YOUR TASK: Look through the material and copy each line holding "name".

GIVEN RECORDS:
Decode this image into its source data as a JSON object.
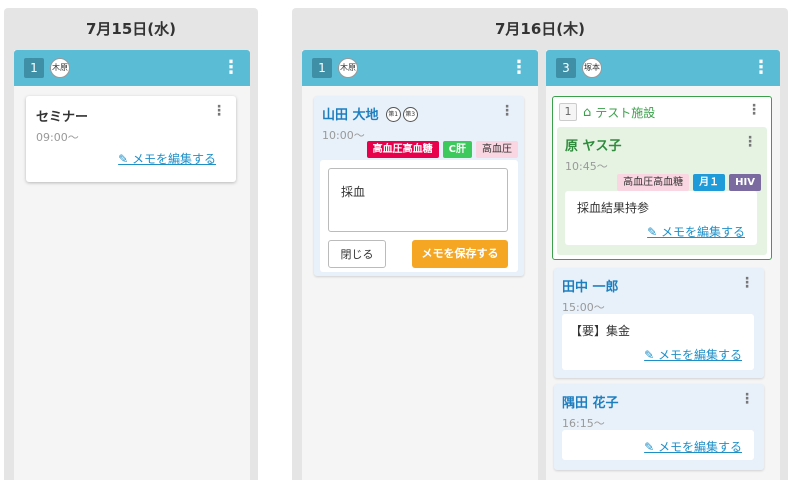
{
  "days": [
    {
      "title": "7月15日(水)"
    },
    {
      "title": "7月16日(木)"
    }
  ],
  "columns": [
    {
      "number": "1",
      "staff": "木原"
    },
    {
      "number": "1",
      "staff": "木原"
    },
    {
      "number": "3",
      "staff": "塚本"
    }
  ],
  "seminar": {
    "name": "セミナー",
    "time": "09:00〜",
    "memo_link": "メモを編集する"
  },
  "yamada": {
    "name": "山田 大地",
    "badges": [
      "第1",
      "第3"
    ],
    "time": "10:00〜",
    "tags": [
      "高血圧高血糖",
      "C肝",
      "高血圧"
    ],
    "memo_value": "採血",
    "close_label": "閉じる",
    "save_label": "メモを保存する"
  },
  "facility": {
    "number": "1",
    "name": "テスト施設",
    "patient": {
      "name": "原 ヤス子",
      "time": "10:45〜",
      "tags": [
        "高血圧高血糖",
        "月１",
        "HIV"
      ],
      "memo": "採血結果持参",
      "memo_link": "メモを編集する"
    }
  },
  "tanaka": {
    "name": "田中 一郎",
    "time": "15:00〜",
    "memo": "【要】集金",
    "memo_link": "メモを編集する"
  },
  "sumida": {
    "name": "隅田 花子",
    "time": "16:15〜",
    "memo_link": "メモを編集する"
  },
  "colors": {
    "header": "#5bbcd6",
    "accent_orange": "#f5a623",
    "link": "#1e7fbf",
    "facility_green": "#3aa04a"
  }
}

SOLUTION TO THIS TASK:
    "name": "セミナー",
    "name": "山田 大地",
    "name": "テスト施設",
      "name": "原 ヤス子",
    "name": "田中 一郎",
    "name": "隅田 花子",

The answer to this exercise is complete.